*Your instructions*:
From the line with "Give bounding boxes" up to and including the line with "dm-icon bbox=[498, 351, 524, 377]", rewrite those lines with "interactable" swapped for "clickable" and everything else left as it is.

───── Information provided ─────

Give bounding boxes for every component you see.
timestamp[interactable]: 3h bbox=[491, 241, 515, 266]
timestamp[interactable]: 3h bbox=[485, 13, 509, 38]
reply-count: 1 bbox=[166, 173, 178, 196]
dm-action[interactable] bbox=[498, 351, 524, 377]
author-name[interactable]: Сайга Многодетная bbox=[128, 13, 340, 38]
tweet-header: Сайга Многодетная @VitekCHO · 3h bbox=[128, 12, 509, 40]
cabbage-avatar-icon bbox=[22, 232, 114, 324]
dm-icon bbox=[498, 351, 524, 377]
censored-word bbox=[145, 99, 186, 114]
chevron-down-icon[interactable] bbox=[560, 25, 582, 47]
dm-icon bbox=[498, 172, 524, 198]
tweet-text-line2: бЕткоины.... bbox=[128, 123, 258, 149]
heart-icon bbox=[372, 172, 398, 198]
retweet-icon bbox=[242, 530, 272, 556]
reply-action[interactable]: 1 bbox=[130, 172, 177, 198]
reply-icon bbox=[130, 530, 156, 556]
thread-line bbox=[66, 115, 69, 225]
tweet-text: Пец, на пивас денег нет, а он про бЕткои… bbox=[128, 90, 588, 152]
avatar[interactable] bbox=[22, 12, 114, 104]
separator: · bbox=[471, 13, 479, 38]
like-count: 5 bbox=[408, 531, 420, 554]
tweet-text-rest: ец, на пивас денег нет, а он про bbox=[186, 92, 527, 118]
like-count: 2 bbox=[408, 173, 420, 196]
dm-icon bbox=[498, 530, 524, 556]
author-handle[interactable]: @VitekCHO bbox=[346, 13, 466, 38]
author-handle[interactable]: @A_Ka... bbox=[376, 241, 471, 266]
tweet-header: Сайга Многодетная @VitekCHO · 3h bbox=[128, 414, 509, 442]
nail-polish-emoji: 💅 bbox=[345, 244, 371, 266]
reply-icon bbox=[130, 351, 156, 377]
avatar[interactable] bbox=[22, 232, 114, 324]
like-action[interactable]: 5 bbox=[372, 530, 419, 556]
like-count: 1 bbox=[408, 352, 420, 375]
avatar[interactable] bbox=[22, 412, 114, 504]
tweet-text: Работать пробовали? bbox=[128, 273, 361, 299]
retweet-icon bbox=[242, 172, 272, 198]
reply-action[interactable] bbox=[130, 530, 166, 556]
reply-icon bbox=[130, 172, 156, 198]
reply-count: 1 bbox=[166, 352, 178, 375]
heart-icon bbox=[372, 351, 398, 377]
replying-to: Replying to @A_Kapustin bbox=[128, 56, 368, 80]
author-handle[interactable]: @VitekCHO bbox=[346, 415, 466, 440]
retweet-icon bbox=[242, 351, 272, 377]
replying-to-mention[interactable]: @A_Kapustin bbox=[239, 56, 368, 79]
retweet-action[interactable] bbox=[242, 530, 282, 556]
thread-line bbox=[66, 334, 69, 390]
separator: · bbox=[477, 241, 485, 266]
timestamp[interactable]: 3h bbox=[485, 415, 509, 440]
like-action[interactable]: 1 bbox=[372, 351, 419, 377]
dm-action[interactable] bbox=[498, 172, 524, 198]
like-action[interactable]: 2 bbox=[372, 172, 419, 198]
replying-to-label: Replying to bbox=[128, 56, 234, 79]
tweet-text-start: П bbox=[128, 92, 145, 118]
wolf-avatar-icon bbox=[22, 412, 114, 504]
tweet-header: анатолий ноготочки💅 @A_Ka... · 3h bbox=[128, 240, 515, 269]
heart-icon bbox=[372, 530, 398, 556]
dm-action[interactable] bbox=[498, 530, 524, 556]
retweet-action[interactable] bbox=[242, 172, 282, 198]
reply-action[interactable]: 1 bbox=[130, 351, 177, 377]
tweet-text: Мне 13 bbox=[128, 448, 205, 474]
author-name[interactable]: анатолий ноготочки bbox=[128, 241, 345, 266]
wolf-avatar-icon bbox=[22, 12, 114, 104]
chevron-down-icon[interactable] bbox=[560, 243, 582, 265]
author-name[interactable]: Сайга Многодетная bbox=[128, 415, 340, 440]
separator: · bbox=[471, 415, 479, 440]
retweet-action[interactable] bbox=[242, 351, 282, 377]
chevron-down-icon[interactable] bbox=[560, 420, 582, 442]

─────
───── Information provided ─────

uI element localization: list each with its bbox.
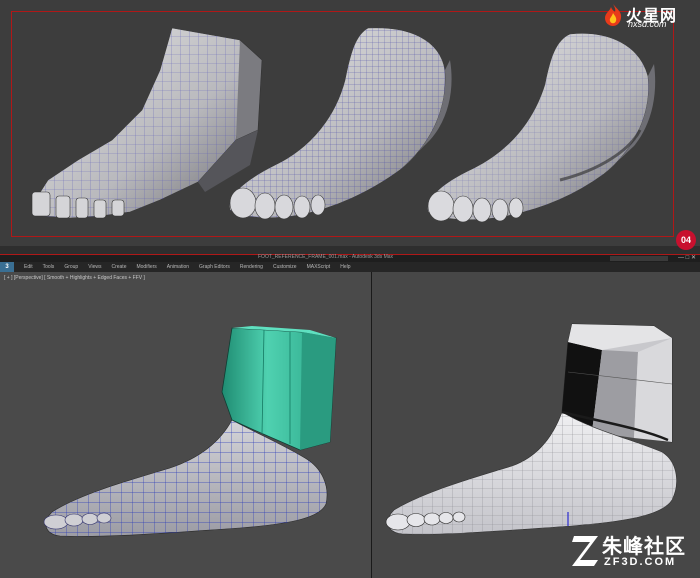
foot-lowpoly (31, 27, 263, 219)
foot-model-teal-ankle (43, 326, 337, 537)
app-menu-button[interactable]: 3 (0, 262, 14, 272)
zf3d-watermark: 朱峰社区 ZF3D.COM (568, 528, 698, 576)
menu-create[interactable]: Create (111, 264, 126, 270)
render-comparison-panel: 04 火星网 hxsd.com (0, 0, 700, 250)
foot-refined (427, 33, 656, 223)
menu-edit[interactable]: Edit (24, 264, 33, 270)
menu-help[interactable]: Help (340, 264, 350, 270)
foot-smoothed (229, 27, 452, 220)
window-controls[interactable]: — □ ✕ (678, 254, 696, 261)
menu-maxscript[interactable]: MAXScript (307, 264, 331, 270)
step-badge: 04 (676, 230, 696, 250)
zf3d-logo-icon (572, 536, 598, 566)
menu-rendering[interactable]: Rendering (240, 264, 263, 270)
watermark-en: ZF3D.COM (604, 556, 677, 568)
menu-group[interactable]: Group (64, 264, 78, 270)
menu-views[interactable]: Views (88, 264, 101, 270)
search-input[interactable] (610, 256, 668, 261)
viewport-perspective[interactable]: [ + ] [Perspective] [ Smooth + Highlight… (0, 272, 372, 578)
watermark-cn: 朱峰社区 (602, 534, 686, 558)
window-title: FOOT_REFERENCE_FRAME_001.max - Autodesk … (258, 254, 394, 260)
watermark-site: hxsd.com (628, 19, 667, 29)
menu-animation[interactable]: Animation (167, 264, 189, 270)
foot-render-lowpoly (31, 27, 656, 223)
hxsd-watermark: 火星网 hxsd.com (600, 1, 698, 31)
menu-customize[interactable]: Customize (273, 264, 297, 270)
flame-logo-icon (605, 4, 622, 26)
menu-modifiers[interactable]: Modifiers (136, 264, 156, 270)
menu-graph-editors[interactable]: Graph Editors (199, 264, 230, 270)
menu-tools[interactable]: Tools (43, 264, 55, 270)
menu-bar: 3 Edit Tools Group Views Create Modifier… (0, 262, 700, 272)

─────

*Answer to this task*:
Give bounding boxes for every component you see.
timestamp[clickable]: 3h bbox=[491, 241, 515, 266]
timestamp[clickable]: 3h bbox=[485, 13, 509, 38]
reply-count: 1 bbox=[166, 173, 178, 196]
dm-action[clickable] bbox=[498, 351, 524, 377]
author-name[clickable]: Сайга Многодетная bbox=[128, 13, 340, 38]
tweet-header: Сайга Многодетная @VitekCHO · 3h bbox=[128, 12, 509, 40]
cabbage-avatar-icon bbox=[22, 232, 114, 324]
dm-icon bbox=[498, 351, 524, 377]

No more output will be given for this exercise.